# WRITTEN INSTRUCTION A:
In the swing thread, what swing path did the trackman reading show for fundy?
# WRITTEN INSTRUCTION B:
Please pull from the swing thread the exact passage running from "## Lump (Aug" to "and square it).".

# PAGE EXCERPT:

# My swing is ruining my game.



## DangerousDave86 (Aug 27, 2014)

Has anyone got any drills to stop me from swinging from the inside? For the last two years I've been dropping the club down the inside from the top of my backswing, resulting in, more often than not, a massive snap hook.

Played off a low single figure handicap for the last ten years but for the last year I've been struggling to break 80 as I cannot stop myself hitting this duck hook. Trying to play fade impossible, as I still drop it down the inside and open the face right up, resulting in a massive block.

Could really use some assistance as it's driving me crazy.


----------



## Lump (Aug 27, 2014)

Surely this is not a case of trying to alter a swing after it has worked well for so many years, but more of a case of what has changed to create the duck hook.
I would suggest something must have changed with your grip over the last year. I would personally look there before trying to re-invent your swing.


----------



## fundy (Aug 27, 2014)

I went through similar early this year. By the time I went to see "an expert" he put me on trackman and my swingpath was 9 degrees in to out. Basically the more scared I was of hitting it left, the more I was swinging it from the inside (then flipping the club with the hands to try and square it).

The initial lesson I had was that to stop hitting it left i had to feel that I was swinging the club to the left. Sounds totally wrong and takes a little while to sink in (did for me at least) but once you realise that actually it makes perfect sense then things become far easier. When fighting a hook I now focus on trying to make sure the swingpath is neutral and that Im leading with the heel not the toe of the club. Im by no means fully sorted but the good days now have a neutral swingpath and quiet hands rather than in to out swingpath and very active hands, with a resultant much straighter and more controllable ball flight (plus i can shape both ways rather than varying degrees of hook!)

Would definitely recommend finding a decent pro, ideally who had trackman and video so can explain the cause and corrective process quickly. Wish you well as I know how destructive and sould destroying playing with a duck hook is!


----------



## HomerJSimpson (Aug 27, 2014)

fundy said:



			Would definitely recommend finding a decent pro, ideally who had trackman and video so can explain the cause and corrective process quickly. Wish you well as I know how destructive and sould destroying playing with a duck hook is!
		
Click to expand...

Perfect advice. Go to a pro, get properly assessed and work on the fixes at the range. If you are off single figures it won't take much of an effort to feel the changes and get back to normal


----------



## DangerousDave86 (Aug 27, 2014)

Lump said:



			Surely this is not a case of trying to alter a swing after it has worked well for so many years, but more of a case of what has changed to create the duck hook.
I would suggest something must have changed with your grip over the last year. I would personally look there before trying to re-invent your swing.
		
Click to expand...

I stopped playing a couple of years ago for a year, and since I started again, I've developed this "loop"


----------



## DangerousDave86 (Aug 27, 2014)

Exactly this lol.


----------



## the_coach (Aug 27, 2014)

DangerousDave86 said:



			Has anyone got any drills to stop me from swinging from the inside? For the last two years I've been dropping the club down the inside from the top of my backswing, resulting in, more often than not, a massive snap hook.

# STORED ROWS:
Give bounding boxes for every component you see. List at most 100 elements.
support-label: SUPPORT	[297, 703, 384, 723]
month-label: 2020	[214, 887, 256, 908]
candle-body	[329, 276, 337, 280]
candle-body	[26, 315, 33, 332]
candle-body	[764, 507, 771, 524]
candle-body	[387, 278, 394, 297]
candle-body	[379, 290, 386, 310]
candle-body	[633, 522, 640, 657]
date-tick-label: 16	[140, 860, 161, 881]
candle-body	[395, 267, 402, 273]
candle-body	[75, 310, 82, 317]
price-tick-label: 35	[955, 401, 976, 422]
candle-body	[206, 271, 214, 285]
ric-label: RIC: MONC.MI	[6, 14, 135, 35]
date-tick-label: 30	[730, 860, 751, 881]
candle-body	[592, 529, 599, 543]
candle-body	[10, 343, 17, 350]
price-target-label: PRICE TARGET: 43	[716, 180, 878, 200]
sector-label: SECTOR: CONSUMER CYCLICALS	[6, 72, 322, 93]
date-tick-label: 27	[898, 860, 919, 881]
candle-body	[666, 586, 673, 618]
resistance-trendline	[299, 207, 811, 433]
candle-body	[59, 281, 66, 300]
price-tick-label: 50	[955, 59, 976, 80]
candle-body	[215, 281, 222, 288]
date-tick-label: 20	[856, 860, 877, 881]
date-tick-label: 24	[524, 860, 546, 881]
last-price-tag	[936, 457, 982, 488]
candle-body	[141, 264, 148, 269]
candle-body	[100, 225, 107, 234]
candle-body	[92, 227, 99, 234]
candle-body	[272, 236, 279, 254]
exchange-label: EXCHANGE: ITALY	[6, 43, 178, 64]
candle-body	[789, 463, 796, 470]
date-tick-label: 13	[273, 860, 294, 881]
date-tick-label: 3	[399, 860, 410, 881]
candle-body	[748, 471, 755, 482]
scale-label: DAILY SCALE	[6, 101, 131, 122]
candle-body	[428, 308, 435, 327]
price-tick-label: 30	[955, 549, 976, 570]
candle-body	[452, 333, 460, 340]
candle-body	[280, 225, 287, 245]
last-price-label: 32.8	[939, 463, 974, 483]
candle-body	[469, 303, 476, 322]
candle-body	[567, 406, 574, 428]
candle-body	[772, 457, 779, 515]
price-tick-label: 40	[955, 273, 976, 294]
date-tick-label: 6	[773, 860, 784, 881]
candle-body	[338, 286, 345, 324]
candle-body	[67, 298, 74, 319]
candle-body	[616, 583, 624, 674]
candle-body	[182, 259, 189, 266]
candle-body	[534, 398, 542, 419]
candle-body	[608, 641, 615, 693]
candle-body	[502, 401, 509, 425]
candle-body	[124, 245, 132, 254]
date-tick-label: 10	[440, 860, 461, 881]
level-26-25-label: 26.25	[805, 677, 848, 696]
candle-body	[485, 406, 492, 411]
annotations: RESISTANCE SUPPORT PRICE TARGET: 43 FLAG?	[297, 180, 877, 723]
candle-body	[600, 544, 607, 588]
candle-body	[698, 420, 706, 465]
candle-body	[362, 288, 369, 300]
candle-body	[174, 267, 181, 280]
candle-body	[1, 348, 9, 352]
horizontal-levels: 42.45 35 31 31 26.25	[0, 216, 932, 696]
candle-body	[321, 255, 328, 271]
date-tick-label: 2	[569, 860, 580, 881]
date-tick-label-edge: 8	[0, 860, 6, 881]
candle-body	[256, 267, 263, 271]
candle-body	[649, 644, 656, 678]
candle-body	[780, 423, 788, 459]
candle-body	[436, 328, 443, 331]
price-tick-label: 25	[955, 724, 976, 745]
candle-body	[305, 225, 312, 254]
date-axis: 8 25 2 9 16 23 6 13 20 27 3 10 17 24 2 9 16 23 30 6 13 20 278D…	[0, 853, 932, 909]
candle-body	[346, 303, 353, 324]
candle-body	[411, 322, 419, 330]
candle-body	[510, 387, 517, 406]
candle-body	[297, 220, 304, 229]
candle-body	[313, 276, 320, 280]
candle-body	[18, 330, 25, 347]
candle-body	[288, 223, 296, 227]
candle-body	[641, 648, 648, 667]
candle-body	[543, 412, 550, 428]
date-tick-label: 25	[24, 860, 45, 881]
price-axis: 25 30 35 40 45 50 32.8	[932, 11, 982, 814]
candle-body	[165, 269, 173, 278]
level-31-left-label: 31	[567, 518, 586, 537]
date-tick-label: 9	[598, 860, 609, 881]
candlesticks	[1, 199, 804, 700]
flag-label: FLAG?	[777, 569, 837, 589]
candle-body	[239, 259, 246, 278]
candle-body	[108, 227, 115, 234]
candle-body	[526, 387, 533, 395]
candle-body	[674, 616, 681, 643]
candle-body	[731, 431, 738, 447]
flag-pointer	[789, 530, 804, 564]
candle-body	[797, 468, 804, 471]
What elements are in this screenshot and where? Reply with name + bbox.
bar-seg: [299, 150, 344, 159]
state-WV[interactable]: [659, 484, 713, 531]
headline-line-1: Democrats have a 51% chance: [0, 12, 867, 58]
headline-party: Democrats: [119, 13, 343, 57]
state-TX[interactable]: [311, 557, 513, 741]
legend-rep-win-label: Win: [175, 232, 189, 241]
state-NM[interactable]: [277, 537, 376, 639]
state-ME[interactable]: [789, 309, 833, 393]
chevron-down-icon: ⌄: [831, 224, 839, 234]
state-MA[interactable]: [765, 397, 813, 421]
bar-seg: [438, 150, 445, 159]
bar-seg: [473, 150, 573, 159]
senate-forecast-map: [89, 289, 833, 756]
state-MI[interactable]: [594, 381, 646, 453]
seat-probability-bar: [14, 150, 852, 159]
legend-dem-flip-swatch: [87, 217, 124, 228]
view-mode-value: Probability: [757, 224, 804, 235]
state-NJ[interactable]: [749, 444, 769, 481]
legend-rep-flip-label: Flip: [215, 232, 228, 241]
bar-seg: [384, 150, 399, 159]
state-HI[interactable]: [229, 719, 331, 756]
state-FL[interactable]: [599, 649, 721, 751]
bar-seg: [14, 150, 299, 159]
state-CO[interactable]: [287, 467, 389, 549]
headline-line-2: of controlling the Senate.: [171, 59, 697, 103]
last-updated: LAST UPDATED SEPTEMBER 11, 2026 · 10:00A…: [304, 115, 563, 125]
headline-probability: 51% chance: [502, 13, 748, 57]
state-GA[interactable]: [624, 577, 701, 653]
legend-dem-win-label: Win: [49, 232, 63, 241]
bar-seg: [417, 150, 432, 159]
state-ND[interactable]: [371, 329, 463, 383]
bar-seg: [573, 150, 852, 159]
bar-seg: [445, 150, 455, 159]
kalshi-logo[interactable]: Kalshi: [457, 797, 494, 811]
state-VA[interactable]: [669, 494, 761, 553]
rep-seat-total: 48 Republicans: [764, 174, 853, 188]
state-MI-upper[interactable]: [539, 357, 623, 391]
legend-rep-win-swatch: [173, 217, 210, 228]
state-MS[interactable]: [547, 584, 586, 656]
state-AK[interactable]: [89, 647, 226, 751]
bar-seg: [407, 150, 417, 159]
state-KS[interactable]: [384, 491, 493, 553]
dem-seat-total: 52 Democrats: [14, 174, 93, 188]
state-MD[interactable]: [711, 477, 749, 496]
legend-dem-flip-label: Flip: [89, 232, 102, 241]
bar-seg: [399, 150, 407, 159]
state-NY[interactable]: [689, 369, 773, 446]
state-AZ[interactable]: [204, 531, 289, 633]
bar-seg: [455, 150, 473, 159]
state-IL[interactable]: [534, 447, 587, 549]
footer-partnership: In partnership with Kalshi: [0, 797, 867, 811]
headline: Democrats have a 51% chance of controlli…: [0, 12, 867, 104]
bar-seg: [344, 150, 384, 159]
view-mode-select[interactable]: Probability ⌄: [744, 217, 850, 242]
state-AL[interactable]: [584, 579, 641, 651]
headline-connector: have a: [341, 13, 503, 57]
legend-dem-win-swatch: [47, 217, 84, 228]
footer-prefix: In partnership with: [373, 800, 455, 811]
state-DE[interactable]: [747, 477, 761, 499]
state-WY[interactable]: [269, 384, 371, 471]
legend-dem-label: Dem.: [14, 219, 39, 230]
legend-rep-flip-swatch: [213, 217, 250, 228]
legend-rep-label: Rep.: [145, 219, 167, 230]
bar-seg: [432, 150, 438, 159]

# COMPLETE ANSWER A:
9 degrees in to out.

# COMPLETE ANSWER B:
## Lump (Aug 27, 2014)

Surely this is not a case of trying to alter a swing after it has worked well for so many years, but more of a case of what has changed to create the duck hook.
I would suggest something must have changed with your grip over the last year. I would personally look there before trying to re-invent your swing.


----------



## fundy (Aug 27, 2014)

I went through similar early this year. By the time I went to see "an expert" he put me on trackman and my swingpath was 9 degrees in to out. Basically the more scared I was of hitting it left, the more I was swinging it from the inside (then flipping the club with the hands to try and square it).